◆ The exercise: Write out the records beneath this line exactly as they appear, minus any images.
== == ==
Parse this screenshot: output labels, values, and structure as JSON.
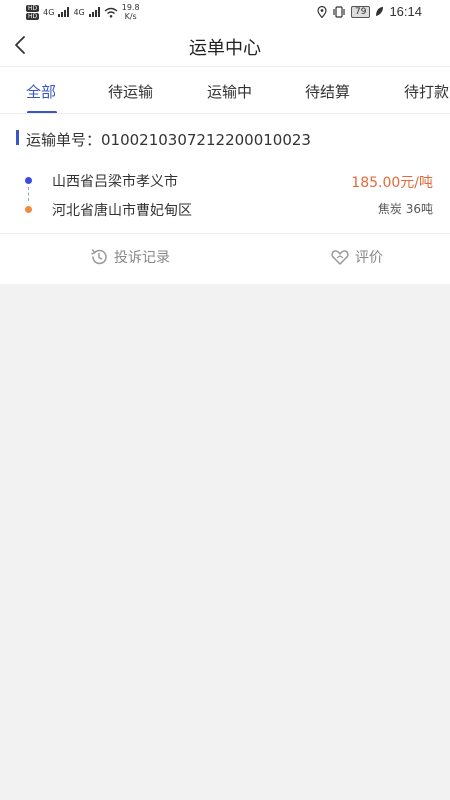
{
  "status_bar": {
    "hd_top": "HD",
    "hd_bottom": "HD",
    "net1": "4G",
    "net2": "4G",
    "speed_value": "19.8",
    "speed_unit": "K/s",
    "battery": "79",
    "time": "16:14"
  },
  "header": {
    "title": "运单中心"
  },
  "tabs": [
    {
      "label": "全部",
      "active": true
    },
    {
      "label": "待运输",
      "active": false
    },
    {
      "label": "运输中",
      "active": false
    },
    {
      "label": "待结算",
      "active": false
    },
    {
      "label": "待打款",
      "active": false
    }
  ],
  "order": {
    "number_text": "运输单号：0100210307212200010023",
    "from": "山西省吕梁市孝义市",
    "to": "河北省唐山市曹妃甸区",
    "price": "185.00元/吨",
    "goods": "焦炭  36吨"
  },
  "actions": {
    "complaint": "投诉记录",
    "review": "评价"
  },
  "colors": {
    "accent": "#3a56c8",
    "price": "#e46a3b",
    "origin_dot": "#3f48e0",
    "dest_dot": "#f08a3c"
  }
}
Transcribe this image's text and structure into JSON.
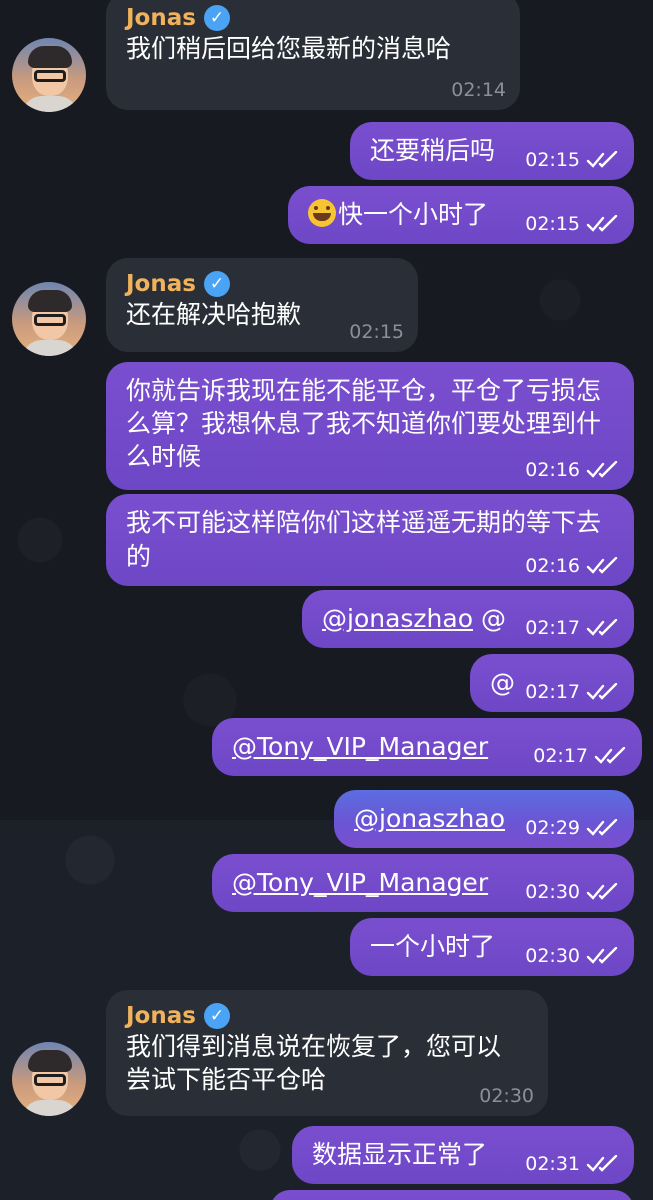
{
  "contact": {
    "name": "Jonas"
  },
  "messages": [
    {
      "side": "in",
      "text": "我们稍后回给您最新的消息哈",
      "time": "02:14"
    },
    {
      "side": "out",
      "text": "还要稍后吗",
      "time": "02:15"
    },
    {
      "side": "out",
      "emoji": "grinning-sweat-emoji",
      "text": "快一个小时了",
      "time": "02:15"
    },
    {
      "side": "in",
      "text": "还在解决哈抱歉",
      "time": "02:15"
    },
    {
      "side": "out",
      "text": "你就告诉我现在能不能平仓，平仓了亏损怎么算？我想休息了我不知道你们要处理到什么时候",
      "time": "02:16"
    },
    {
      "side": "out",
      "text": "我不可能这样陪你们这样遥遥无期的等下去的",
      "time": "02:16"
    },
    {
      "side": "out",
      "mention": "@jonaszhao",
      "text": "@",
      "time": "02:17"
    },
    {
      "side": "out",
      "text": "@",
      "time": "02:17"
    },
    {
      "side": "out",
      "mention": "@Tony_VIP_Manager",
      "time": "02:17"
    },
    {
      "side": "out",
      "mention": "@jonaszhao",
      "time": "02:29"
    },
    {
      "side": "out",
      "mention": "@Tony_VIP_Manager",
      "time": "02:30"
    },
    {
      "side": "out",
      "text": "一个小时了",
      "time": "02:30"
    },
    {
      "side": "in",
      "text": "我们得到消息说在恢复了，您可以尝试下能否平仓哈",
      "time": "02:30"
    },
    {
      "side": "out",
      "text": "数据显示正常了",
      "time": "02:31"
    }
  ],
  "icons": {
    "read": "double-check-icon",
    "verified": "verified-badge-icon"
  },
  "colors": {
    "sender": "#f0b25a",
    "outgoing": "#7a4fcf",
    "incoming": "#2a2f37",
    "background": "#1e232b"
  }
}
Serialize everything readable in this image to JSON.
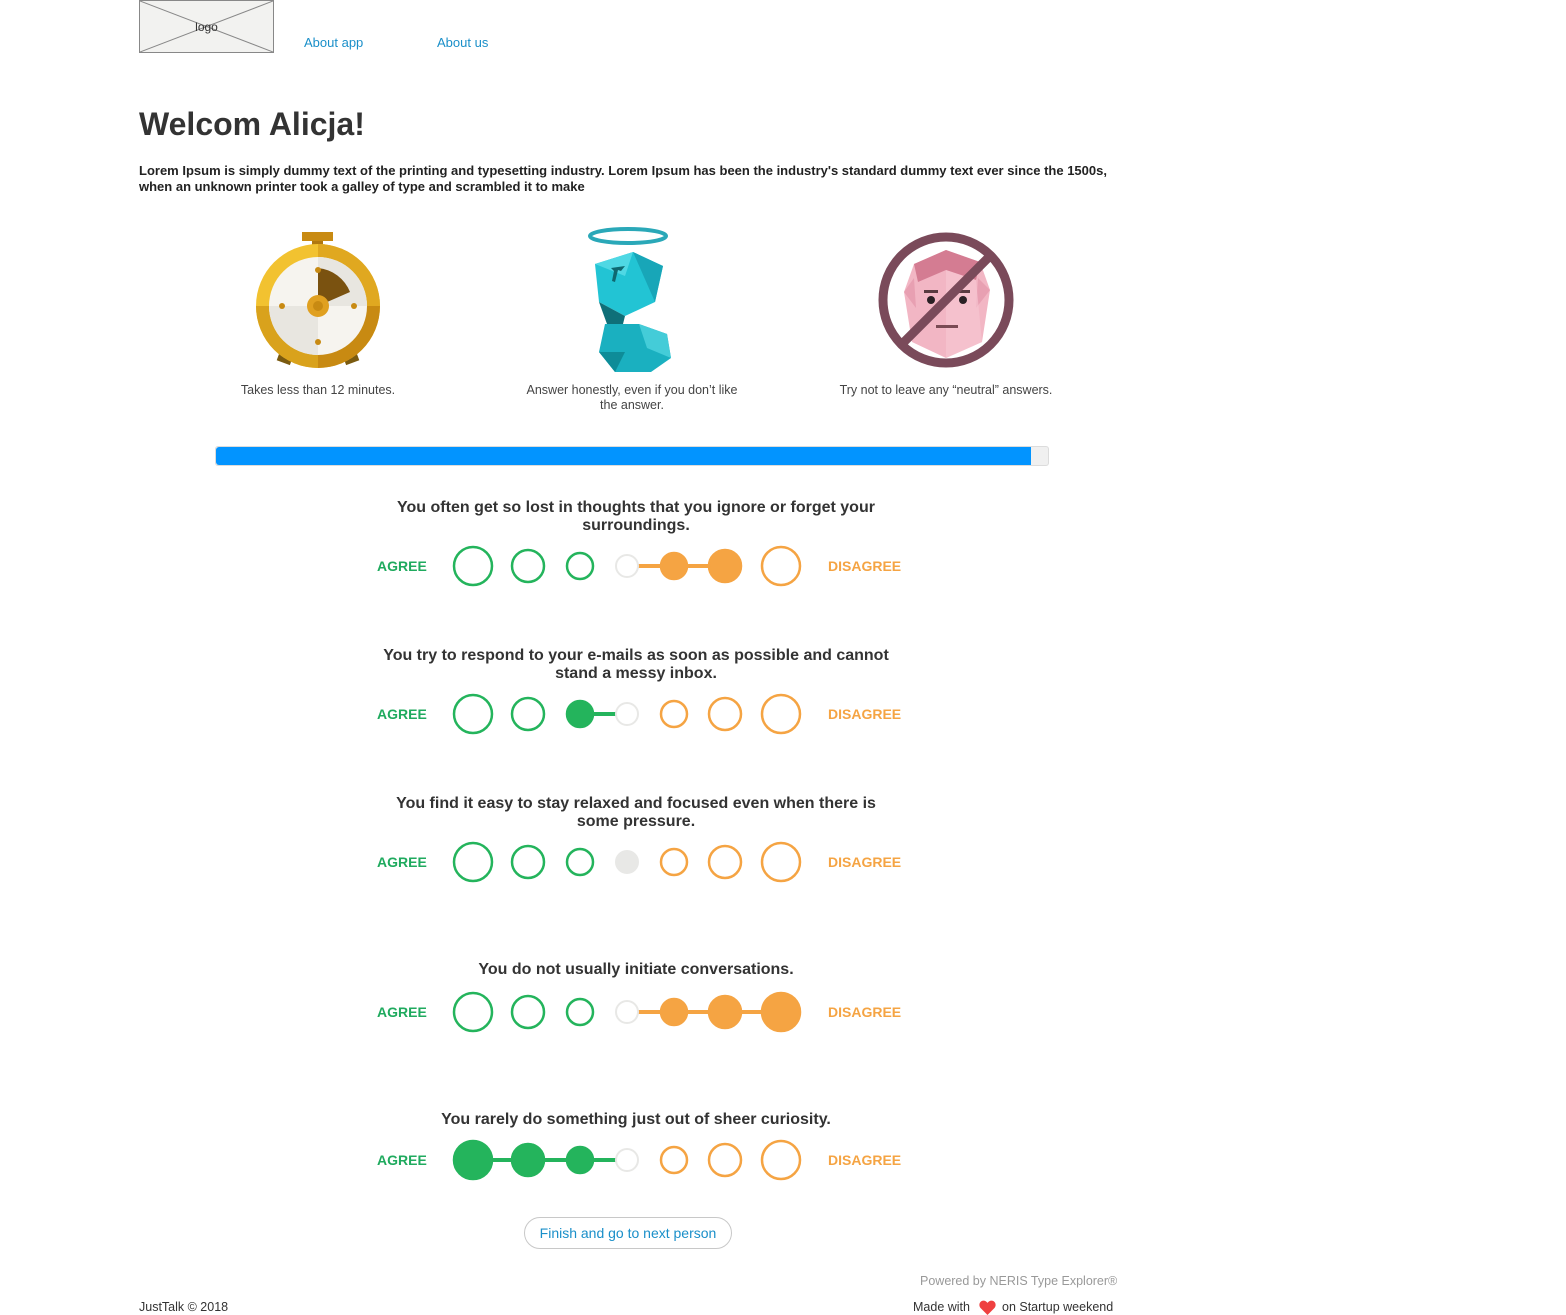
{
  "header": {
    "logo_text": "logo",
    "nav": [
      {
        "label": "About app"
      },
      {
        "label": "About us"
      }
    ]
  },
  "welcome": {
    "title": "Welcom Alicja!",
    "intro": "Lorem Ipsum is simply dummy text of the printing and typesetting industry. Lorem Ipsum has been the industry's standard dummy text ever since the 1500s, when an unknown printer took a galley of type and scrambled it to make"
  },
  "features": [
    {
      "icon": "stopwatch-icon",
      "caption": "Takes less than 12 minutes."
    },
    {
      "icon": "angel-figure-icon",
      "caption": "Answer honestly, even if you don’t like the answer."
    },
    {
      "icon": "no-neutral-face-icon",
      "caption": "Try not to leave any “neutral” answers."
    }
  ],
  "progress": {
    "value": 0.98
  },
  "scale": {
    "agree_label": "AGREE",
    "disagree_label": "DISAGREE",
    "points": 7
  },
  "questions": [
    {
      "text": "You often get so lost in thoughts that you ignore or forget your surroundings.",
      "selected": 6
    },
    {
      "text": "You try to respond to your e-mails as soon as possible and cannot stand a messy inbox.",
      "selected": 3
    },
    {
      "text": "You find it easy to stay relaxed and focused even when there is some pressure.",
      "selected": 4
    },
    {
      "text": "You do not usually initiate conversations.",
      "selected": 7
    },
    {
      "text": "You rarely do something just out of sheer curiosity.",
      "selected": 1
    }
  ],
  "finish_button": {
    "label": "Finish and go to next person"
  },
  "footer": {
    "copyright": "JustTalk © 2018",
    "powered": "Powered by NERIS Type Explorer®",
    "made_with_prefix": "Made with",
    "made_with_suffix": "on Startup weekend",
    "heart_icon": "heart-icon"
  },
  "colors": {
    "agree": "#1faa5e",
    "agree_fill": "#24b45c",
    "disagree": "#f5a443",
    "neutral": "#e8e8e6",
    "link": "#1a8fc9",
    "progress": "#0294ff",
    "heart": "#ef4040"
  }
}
== == ==
◆ Result of the exercise:
Parse this screenshot: output labels, values, and structure as JSON.
{
  "status_bar": {
    "hd_top": "HD",
    "hd_bottom": "HD",
    "net1": "4G",
    "net2": "4G",
    "speed_value": "19.8",
    "speed_unit": "K/s",
    "battery": "79",
    "time": "16:14"
  },
  "header": {
    "title": "运单中心"
  },
  "tabs": [
    {
      "label": "全部",
      "active": true
    },
    {
      "label": "待运输",
      "active": false
    },
    {
      "label": "运输中",
      "active": false
    },
    {
      "label": "待结算",
      "active": false
    },
    {
      "label": "待打款",
      "active": false
    }
  ],
  "order": {
    "number_text": "运输单号：0100210307212200010023",
    "from": "山西省吕梁市孝义市",
    "to": "河北省唐山市曹妃甸区",
    "price": "185.00元/吨",
    "goods": "焦炭  36吨"
  },
  "actions": {
    "complaint": "投诉记录",
    "review": "评价"
  },
  "colors": {
    "accent": "#3a56c8",
    "price": "#e46a3b",
    "origin_dot": "#3f48e0",
    "dest_dot": "#f08a3c"
  }
}
Transcribe this image's text and structure into JSON.
{
  "contact": {
    "name": "Jonas"
  },
  "messages": [
    {
      "side": "in",
      "text": "我们稍后回给您最新的消息哈",
      "time": "02:14"
    },
    {
      "side": "out",
      "text": "还要稍后吗",
      "time": "02:15"
    },
    {
      "side": "out",
      "emoji": "grinning-sweat-emoji",
      "text": "快一个小时了",
      "time": "02:15"
    },
    {
      "side": "in",
      "text": "还在解决哈抱歉",
      "time": "02:15"
    },
    {
      "side": "out",
      "text": "你就告诉我现在能不能平仓，平仓了亏损怎么算？我想休息了我不知道你们要处理到什么时候",
      "time": "02:16"
    },
    {
      "side": "out",
      "text": "我不可能这样陪你们这样遥遥无期的等下去的",
      "time": "02:16"
    },
    {
      "side": "out",
      "mention": "@jonaszhao",
      "text": "@",
      "time": "02:17"
    },
    {
      "side": "out",
      "text": "@",
      "time": "02:17"
    },
    {
      "side": "out",
      "mention": "@Tony_VIP_Manager",
      "time": "02:17"
    },
    {
      "side": "out",
      "mention": "@jonaszhao",
      "time": "02:29"
    },
    {
      "side": "out",
      "mention": "@Tony_VIP_Manager",
      "time": "02:30"
    },
    {
      "side": "out",
      "text": "一个小时了",
      "time": "02:30"
    },
    {
      "side": "in",
      "text": "我们得到消息说在恢复了，您可以尝试下能否平仓哈",
      "time": "02:30"
    },
    {
      "side": "out",
      "text": "数据显示正常了",
      "time": "02:31"
    }
  ],
  "icons": {
    "read": "double-check-icon",
    "verified": "verified-badge-icon"
  },
  "colors": {
    "sender": "#f0b25a",
    "outgoing": "#7a4fcf",
    "incoming": "#2a2f37",
    "background": "#1e232b"
  }
}
Serialize everything readable in this image to JSON.
{
  "header": {
    "logo_text": "logo",
    "nav": [
      {
        "label": "About app"
      },
      {
        "label": "About us"
      }
    ]
  },
  "welcome": {
    "title": "Welcom Alicja!",
    "intro": "Lorem Ipsum is simply dummy text of the printing and typesetting industry. Lorem Ipsum has been the industry's standard dummy text ever since the 1500s, when an unknown printer took a galley of type and scrambled it to make"
  },
  "features": [
    {
      "icon": "stopwatch-icon",
      "caption": "Takes less than 12 minutes."
    },
    {
      "icon": "angel-figure-icon",
      "caption": "Answer honestly, even if you don’t like the answer."
    },
    {
      "icon": "no-neutral-face-icon",
      "caption": "Try not to leave any “neutral” answers."
    }
  ],
  "progress": {
    "value": 0.98
  },
  "scale": {
    "agree_label": "AGREE",
    "disagree_label": "DISAGREE",
    "points": 7
  },
  "questions": [
    {
      "text": "You often get so lost in thoughts that you ignore or forget your surroundings.",
      "selected": 6
    },
    {
      "text": "You try to respond to your e-mails as soon as possible and cannot stand a messy inbox.",
      "selected": 3
    },
    {
      "text": "You find it easy to stay relaxed and focused even when there is some pressure.",
      "selected": 4
    },
    {
      "text": "You do not usually initiate conversations.",
      "selected": 7
    },
    {
      "text": "You rarely do something just out of sheer curiosity.",
      "selected": 1
    }
  ],
  "finish_button": {
    "label": "Finish and go to next person"
  },
  "footer": {
    "copyright": "JustTalk © 2018",
    "powered": "Powered by NERIS Type Explorer®",
    "made_with_prefix": "Made with",
    "made_with_suffix": "on Startup weekend",
    "heart_icon": "heart-icon"
  },
  "colors": {
    "agree": "#1faa5e",
    "agree_fill": "#24b45c",
    "disagree": "#f5a443",
    "neutral": "#e8e8e6",
    "link": "#1a8fc9",
    "progress": "#0294ff",
    "heart": "#ef4040"
  }
}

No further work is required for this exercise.